::: Record excerpts :::

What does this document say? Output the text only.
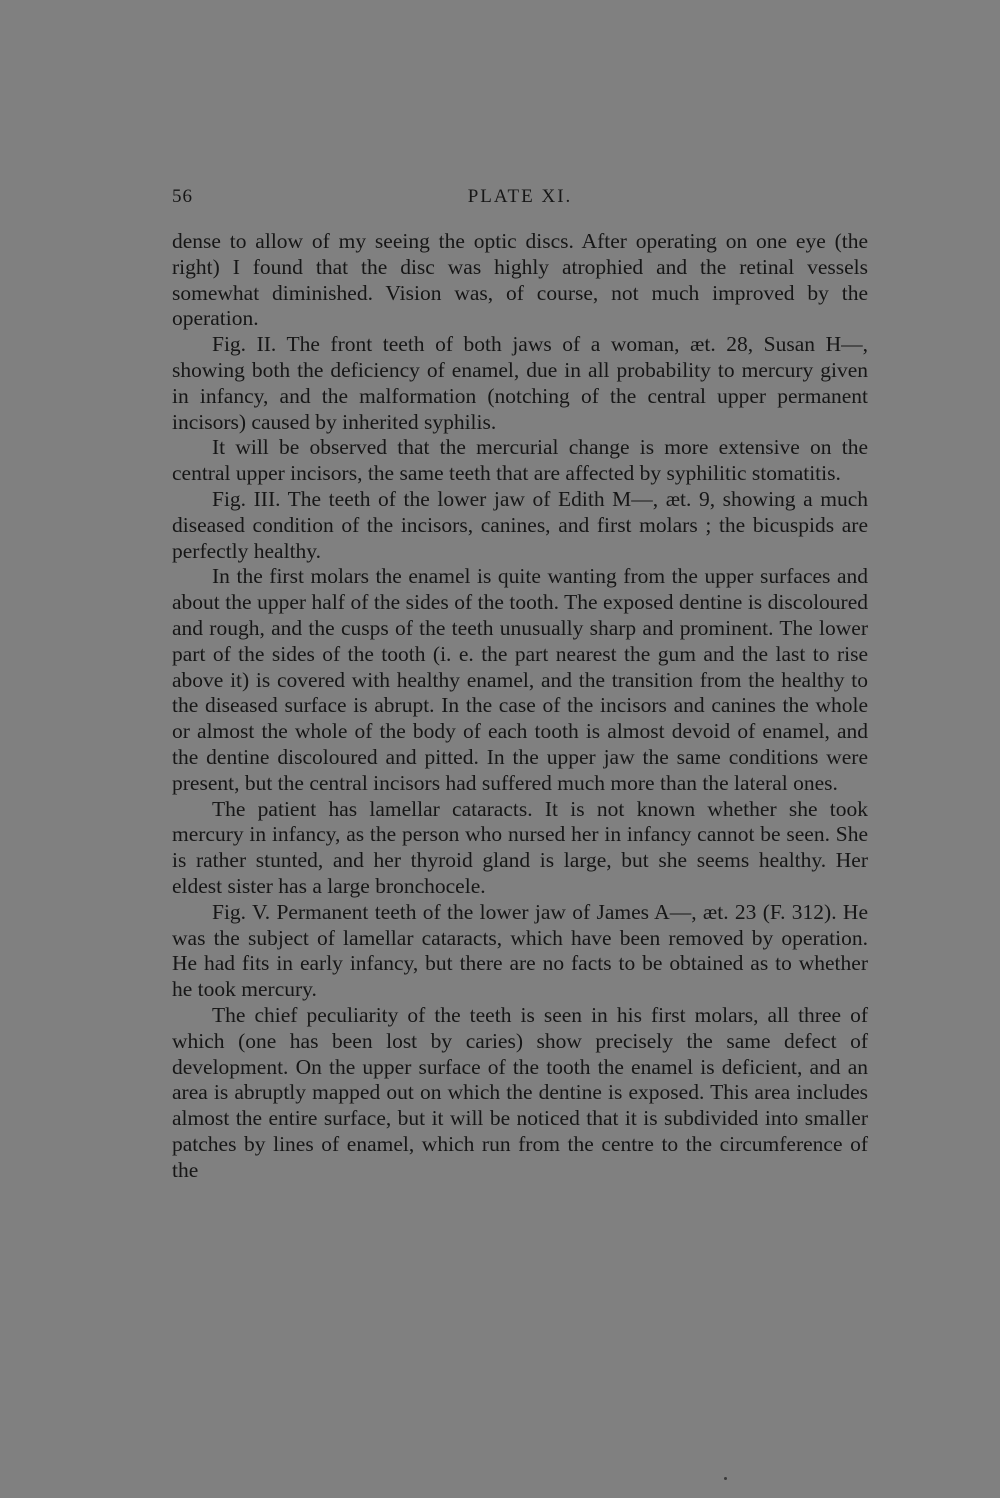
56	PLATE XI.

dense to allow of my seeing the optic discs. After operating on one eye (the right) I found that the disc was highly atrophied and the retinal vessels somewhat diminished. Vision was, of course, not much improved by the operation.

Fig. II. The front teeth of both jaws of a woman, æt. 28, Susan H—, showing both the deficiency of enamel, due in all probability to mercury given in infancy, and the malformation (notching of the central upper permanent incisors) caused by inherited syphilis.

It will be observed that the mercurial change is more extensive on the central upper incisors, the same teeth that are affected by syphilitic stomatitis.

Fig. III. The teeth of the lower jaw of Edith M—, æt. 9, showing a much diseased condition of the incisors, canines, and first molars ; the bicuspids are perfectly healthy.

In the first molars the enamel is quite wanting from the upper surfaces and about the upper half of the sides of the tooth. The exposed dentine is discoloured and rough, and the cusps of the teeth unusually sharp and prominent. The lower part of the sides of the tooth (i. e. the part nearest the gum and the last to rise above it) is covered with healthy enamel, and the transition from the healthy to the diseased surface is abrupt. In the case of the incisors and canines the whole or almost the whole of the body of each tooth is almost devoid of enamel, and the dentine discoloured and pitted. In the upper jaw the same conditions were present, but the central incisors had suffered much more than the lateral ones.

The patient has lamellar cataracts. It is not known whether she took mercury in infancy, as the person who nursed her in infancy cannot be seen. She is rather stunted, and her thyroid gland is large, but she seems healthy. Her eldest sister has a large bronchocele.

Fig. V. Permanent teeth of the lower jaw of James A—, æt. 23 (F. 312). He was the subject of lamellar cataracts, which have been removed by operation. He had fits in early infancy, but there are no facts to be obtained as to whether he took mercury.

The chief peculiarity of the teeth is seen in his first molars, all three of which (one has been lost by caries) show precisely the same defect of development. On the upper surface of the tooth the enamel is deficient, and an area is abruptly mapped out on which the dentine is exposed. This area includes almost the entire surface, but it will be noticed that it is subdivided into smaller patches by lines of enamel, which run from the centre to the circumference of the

:::
::: Record excerpts :::

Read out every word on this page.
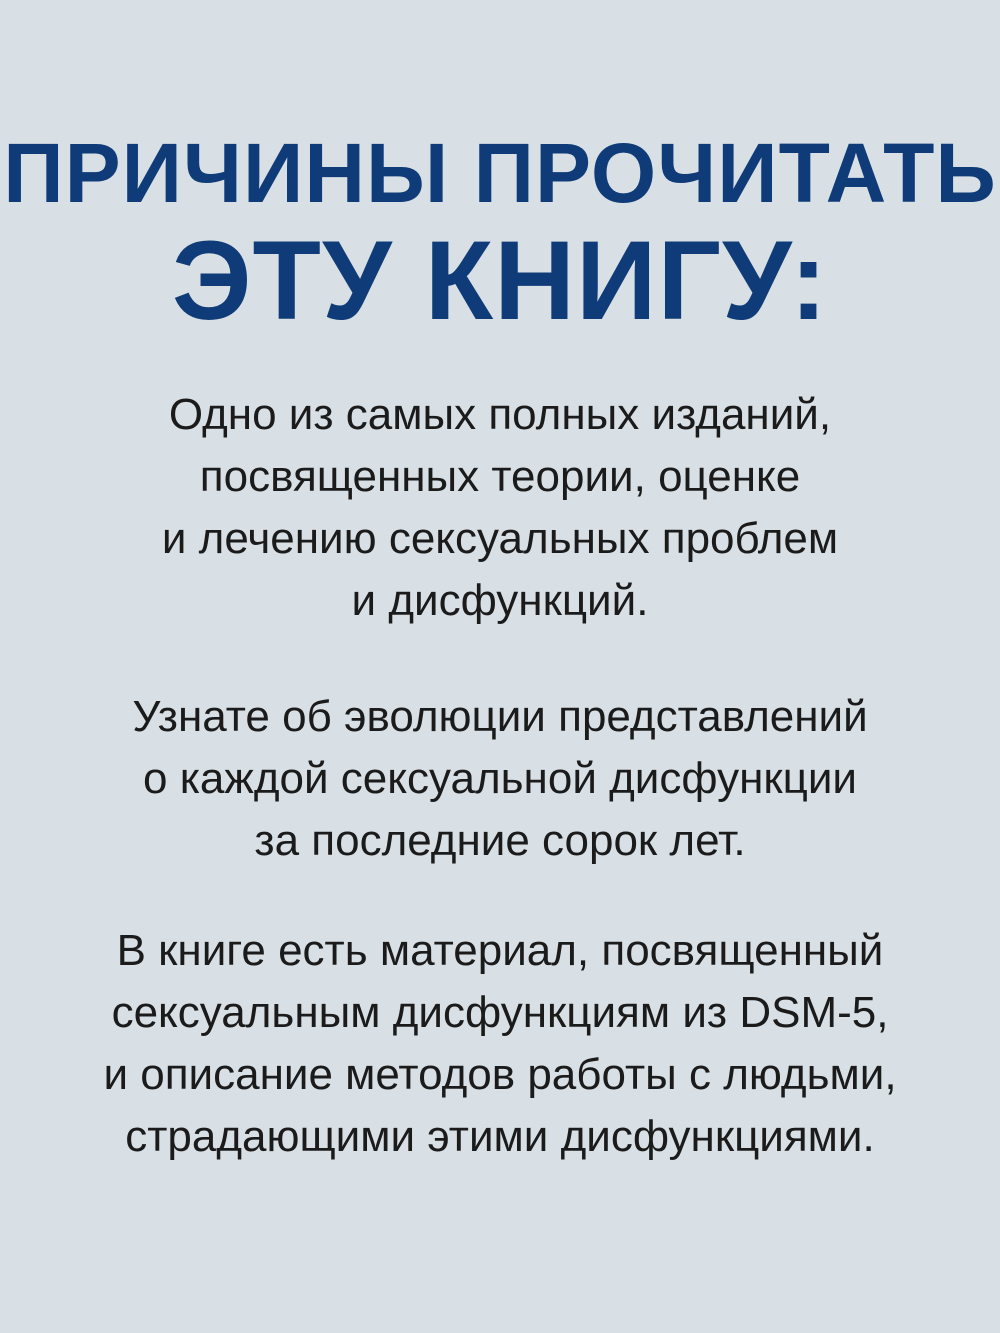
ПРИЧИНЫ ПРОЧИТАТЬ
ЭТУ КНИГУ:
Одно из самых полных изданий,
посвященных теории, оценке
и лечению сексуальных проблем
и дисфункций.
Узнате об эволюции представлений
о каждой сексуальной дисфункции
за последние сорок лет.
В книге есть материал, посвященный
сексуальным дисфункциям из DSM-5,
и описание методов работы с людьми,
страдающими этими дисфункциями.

:::

## Exercise instructions
Give the count of lines in the data above that hold the string "lamellar", with no additional words.

## Exercise solution
2